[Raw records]

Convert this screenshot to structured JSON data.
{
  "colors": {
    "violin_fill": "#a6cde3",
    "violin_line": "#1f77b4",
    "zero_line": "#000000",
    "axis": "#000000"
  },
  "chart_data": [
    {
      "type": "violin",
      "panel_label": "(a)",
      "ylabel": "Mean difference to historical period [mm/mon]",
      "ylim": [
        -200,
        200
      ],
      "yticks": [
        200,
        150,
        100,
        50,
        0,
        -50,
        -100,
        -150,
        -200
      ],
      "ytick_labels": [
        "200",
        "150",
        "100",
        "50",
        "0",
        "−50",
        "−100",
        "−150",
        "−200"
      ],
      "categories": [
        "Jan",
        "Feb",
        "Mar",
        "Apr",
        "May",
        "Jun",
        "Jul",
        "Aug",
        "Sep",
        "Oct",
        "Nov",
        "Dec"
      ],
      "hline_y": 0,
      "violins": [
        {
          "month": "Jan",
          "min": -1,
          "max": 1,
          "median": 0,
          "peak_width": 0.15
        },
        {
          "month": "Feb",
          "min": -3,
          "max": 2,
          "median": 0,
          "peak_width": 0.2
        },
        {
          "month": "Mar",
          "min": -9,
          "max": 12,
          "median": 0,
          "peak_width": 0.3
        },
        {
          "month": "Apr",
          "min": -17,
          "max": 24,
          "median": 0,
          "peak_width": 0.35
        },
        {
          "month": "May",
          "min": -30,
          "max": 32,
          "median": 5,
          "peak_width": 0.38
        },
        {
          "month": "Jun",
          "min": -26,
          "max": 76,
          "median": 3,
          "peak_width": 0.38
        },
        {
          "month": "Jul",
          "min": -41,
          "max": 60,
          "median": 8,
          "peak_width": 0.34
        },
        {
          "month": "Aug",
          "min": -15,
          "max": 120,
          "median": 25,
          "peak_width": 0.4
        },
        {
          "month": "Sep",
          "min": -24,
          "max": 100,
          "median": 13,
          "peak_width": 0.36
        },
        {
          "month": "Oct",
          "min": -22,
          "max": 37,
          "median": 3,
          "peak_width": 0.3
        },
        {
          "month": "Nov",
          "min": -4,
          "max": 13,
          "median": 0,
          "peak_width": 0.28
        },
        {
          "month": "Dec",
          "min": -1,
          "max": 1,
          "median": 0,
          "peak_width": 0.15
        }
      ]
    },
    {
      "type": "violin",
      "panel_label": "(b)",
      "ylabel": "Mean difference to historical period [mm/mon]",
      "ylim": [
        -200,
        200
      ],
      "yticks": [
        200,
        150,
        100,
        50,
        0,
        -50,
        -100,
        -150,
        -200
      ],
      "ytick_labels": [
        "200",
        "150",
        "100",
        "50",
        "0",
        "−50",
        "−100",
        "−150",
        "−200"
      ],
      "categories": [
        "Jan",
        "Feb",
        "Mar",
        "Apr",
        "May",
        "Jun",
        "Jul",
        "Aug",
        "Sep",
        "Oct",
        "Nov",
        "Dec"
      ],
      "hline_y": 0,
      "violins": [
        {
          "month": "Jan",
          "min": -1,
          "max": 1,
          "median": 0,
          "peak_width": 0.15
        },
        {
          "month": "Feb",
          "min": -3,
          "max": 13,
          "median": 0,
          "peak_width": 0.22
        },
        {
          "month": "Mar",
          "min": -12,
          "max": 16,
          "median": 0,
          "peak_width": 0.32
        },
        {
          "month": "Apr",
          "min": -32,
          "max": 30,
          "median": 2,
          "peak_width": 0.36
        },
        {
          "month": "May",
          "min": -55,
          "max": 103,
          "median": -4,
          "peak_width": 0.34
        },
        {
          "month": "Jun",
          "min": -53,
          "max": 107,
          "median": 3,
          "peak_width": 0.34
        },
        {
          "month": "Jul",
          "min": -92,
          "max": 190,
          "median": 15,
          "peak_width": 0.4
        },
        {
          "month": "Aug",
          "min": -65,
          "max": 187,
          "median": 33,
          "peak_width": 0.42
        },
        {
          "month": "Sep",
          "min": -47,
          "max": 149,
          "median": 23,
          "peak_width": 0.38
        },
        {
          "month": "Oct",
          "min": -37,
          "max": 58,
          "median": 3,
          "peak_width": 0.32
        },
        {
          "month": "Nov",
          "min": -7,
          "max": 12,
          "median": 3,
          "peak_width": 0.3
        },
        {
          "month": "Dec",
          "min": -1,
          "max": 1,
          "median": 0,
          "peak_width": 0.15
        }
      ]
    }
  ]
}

▶ [Stated problem] Each line in the material above must be retyped without alteration.

▶ [Response for this exercise]
Convert this screenshot to structured JSON data.
{
  "colors": {
    "violin_fill": "#a6cde3",
    "violin_line": "#1f77b4",
    "zero_line": "#000000",
    "axis": "#000000"
  },
  "chart_data": [
    {
      "type": "violin",
      "panel_label": "(a)",
      "ylabel": "Mean difference to historical period [mm/mon]",
      "ylim": [
        -200,
        200
      ],
      "yticks": [
        200,
        150,
        100,
        50,
        0,
        -50,
        -100,
        -150,
        -200
      ],
      "ytick_labels": [
        "200",
        "150",
        "100",
        "50",
        "0",
        "−50",
        "−100",
        "−150",
        "−200"
      ],
      "categories": [
        "Jan",
        "Feb",
        "Mar",
        "Apr",
        "May",
        "Jun",
        "Jul",
        "Aug",
        "Sep",
        "Oct",
        "Nov",
        "Dec"
      ],
      "hline_y": 0,
      "violins": [
        {
          "month": "Jan",
          "min": -1,
          "max": 1,
          "median": 0,
          "peak_width": 0.15
        },
        {
          "month": "Feb",
          "min": -3,
          "max": 2,
          "median": 0,
          "peak_width": 0.2
        },
        {
          "month": "Mar",
          "min": -9,
          "max": 12,
          "median": 0,
          "peak_width": 0.3
        },
        {
          "month": "Apr",
          "min": -17,
          "max": 24,
          "median": 0,
          "peak_width": 0.35
        },
        {
          "month": "May",
          "min": -30,
          "max": 32,
          "median": 5,
          "peak_width": 0.38
        },
        {
          "month": "Jun",
          "min": -26,
          "max": 76,
          "median": 3,
          "peak_width": 0.38
        },
        {
          "month": "Jul",
          "min": -41,
          "max": 60,
          "median": 8,
          "peak_width": 0.34
        },
        {
          "month": "Aug",
          "min": -15,
          "max": 120,
          "median": 25,
          "peak_width": 0.4
        },
        {
          "month": "Sep",
          "min": -24,
          "max": 100,
          "median": 13,
          "peak_width": 0.36
        },
        {
          "month": "Oct",
          "min": -22,
          "max": 37,
          "median": 3,
          "peak_width": 0.3
        },
        {
          "month": "Nov",
          "min": -4,
          "max": 13,
          "median": 0,
          "peak_width": 0.28
        },
        {
          "month": "Dec",
          "min": -1,
          "max": 1,
          "median": 0,
          "peak_width": 0.15
        }
      ]
    },
    {
      "type": "violin",
      "panel_label": "(b)",
      "ylabel": "Mean difference to historical period [mm/mon]",
      "ylim": [
        -200,
        200
      ],
      "yticks": [
        200,
        150,
        100,
        50,
        0,
        -50,
        -100,
        -150,
        -200
      ],
      "ytick_labels": [
        "200",
        "150",
        "100",
        "50",
        "0",
        "−50",
        "−100",
        "−150",
        "−200"
      ],
      "categories": [
        "Jan",
        "Feb",
        "Mar",
        "Apr",
        "May",
        "Jun",
        "Jul",
        "Aug",
        "Sep",
        "Oct",
        "Nov",
        "Dec"
      ],
      "hline_y": 0,
      "violins": [
        {
          "month": "Jan",
          "min": -1,
          "max": 1,
          "median": 0,
          "peak_width": 0.15
        },
        {
          "month": "Feb",
          "min": -3,
          "max": 13,
          "median": 0,
          "peak_width": 0.22
        },
        {
          "month": "Mar",
          "min": -12,
          "max": 16,
          "median": 0,
          "peak_width": 0.32
        },
        {
          "month": "Apr",
          "min": -32,
          "max": 30,
          "median": 2,
          "peak_width": 0.36
        },
        {
          "month": "May",
          "min": -55,
          "max": 103,
          "median": -4,
          "peak_width": 0.34
        },
        {
          "month": "Jun",
          "min": -53,
          "max": 107,
          "median": 3,
          "peak_width": 0.34
        },
        {
          "month": "Jul",
          "min": -92,
          "max": 190,
          "median": 15,
          "peak_width": 0.4
        },
        {
          "month": "Aug",
          "min": -65,
          "max": 187,
          "median": 33,
          "peak_width": 0.42
        },
        {
          "month": "Sep",
          "min": -47,
          "max": 149,
          "median": 23,
          "peak_width": 0.38
        },
        {
          "month": "Oct",
          "min": -37,
          "max": 58,
          "median": 3,
          "peak_width": 0.32
        },
        {
          "month": "Nov",
          "min": -7,
          "max": 12,
          "median": 3,
          "peak_width": 0.3
        },
        {
          "month": "Dec",
          "min": -1,
          "max": 1,
          "median": 0,
          "peak_width": 0.15
        }
      ]
    }
  ]
}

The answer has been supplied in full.